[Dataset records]
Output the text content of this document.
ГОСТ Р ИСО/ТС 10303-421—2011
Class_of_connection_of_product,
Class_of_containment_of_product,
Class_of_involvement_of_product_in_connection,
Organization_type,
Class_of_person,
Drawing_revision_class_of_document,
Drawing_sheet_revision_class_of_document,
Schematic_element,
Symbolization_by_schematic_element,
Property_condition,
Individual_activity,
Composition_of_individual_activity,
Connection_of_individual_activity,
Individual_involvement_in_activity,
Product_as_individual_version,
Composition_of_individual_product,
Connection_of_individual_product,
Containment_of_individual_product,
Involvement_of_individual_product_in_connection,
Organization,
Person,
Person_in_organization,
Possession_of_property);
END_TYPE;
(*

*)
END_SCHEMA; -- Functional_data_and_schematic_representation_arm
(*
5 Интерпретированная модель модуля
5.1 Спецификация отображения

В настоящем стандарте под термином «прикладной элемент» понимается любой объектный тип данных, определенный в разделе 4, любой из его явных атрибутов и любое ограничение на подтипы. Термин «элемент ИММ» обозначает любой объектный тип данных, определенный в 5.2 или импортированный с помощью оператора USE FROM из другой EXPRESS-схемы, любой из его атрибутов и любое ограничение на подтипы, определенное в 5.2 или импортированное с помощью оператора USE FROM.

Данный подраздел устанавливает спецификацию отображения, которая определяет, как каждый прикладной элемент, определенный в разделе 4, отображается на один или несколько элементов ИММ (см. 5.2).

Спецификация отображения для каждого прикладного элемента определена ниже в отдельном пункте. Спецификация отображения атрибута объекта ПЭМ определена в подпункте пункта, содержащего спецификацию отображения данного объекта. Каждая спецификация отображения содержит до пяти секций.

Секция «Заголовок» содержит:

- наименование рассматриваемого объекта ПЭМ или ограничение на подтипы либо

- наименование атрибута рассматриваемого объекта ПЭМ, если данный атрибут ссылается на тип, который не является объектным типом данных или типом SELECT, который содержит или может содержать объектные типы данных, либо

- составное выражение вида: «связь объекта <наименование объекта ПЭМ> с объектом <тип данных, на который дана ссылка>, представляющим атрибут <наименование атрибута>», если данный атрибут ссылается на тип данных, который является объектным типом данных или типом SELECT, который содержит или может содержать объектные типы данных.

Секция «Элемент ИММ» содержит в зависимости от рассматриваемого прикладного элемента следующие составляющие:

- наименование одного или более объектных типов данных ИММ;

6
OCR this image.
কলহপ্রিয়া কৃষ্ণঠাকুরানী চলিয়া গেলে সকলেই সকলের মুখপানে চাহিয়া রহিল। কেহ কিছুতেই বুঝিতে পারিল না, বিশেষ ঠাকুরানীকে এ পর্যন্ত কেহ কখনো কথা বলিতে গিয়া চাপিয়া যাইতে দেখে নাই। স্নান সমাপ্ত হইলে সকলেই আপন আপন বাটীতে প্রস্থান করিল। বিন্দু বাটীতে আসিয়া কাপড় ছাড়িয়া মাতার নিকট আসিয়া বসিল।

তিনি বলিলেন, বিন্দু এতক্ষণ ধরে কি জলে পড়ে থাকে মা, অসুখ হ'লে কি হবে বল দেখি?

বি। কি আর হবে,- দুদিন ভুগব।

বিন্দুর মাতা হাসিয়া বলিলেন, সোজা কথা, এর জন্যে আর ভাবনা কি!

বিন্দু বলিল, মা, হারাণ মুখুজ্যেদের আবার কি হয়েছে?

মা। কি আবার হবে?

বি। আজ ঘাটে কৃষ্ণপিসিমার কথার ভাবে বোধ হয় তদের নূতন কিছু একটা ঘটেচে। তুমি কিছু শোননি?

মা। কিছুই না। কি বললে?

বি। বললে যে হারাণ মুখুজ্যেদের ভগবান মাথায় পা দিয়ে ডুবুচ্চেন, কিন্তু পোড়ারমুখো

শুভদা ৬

### Objective
From the records above, extract each line exactly as shown.

### Exercise solution
Output the text content of this document.
ГОСТ Р ИСО/ТС 10303-421—2011
Class_of_connection_of_product,
Class_of_containment_of_product,
Class_of_involvement_of_product_in_connection,
Organization_type,
Class_of_person,
Drawing_revision_class_of_document,
Drawing_sheet_revision_class_of_document,
Schematic_element,
Symbolization_by_schematic_element,
Property_condition,
Individual_activity,
Composition_of_individual_activity,
Connection_of_individual_activity,
Individual_involvement_in_activity,
Product_as_individual_version,
Composition_of_individual_product,
Connection_of_individual_product,
Containment_of_individual_product,
Involvement_of_individual_product_in_connection,
Organization,
Person,
Person_in_organization,
Possession_of_property);
END_TYPE;
(*

*)
END_SCHEMA; -- Functional_data_and_schematic_representation_arm
(*
5 Интерпретированная модель модуля
5.1 Спецификация отображения

В настоящем стандарте под термином «прикладной элемент» понимается любой объектный тип данных, определенный в разделе 4, любой из его явных атрибутов и любое ограничение на подтипы. Термин «элемент ИММ» обозначает любой объектный тип данных, определенный в 5.2 или импортированный с помощью оператора USE FROM из другой EXPRESS-схемы, любой из его атрибутов и любое ограничение на подтипы, определенное в 5.2 или импортированное с помощью оператора USE FROM.

Данный подраздел устанавливает спецификацию отображения, которая определяет, как каждый прикладной элемент, определенный в разделе 4, отображается на один или несколько элементов ИММ (см. 5.2).

Спецификация отображения для каждого прикладного элемента определена ниже в отдельном пункте. Спецификация отображения атрибута объекта ПЭМ определена в подпункте пункта, содержащего спецификацию отображения данного объекта. Каждая спецификация отображения содержит до пяти секций.

Секция «Заголовок» содержит:

- наименование рассматриваемого объекта ПЭМ или ограничение на подтипы либо

- наименование атрибута рассматриваемого объекта ПЭМ, если данный атрибут ссылается на тип, который не является объектным типом данных или типом SELECT, который содержит или может содержать объектные типы данных, либо

- составное выражение вида: «связь объекта <наименование объекта ПЭМ> с объектом <тип данных, на который дана ссылка>, представляющим атрибут <наименование атрибута>», если данный атрибут ссылается на тип данных, который является объектным типом данных или типом SELECT, который содержит или может содержать объектные типы данных.

Секция «Элемент ИММ» содержит в зависимости от рассматриваемого прикладного элемента следующие составляющие:

- наименование одного или более объектных типов данных ИММ;

6
OCR this image.
কলহপ্রিয়া কৃষ্ণঠাকুরানী চলিয়া গেলে সকলেই সকলের মুখপানে চাহিয়া রহিল। কেহ কিছুতেই বুঝিতে পারিল না, বিশেষ ঠাকুরানীকে এ পর্যন্ত কেহ কখনো কথা বলিতে গিয়া চাপিয়া যাইতে দেখে নাই। স্নান সমাপ্ত হইলে সকলেই আপন আপন বাটীতে প্রস্থান করিল। বিন্দু বাটীতে আসিয়া কাপড় ছাড়িয়া মাতার নিকট আসিয়া বসিল।

তিনি বলিলেন, বিন্দু এতক্ষণ ধরে কি জলে পড়ে থাকে মা, অসুখ হ'লে কি হবে বল দেখি?

বি। কি আর হবে,- দুদিন ভুগব।

বিন্দুর মাতা হাসিয়া বলিলেন, সোজা কথা, এর জন্যে আর ভাবনা কি!

বিন্দু বলিল, মা, হারাণ মুখুজ্যেদের আবার কি হয়েছে?

মা। কি আবার হবে?

বি। আজ ঘাটে কৃষ্ণপিসিমার কথার ভাবে বোধ হয় তদের নূতন কিছু একটা ঘটেচে। তুমি কিছু শোননি?

মা। কিছুই না। কি বললে?

বি। বললে যে হারাণ মুখুজ্যেদের ভগবান মাথায় পা দিয়ে ডুবুচ্চেন, কিন্তু পোড়ারমুখো

শুভদা ৬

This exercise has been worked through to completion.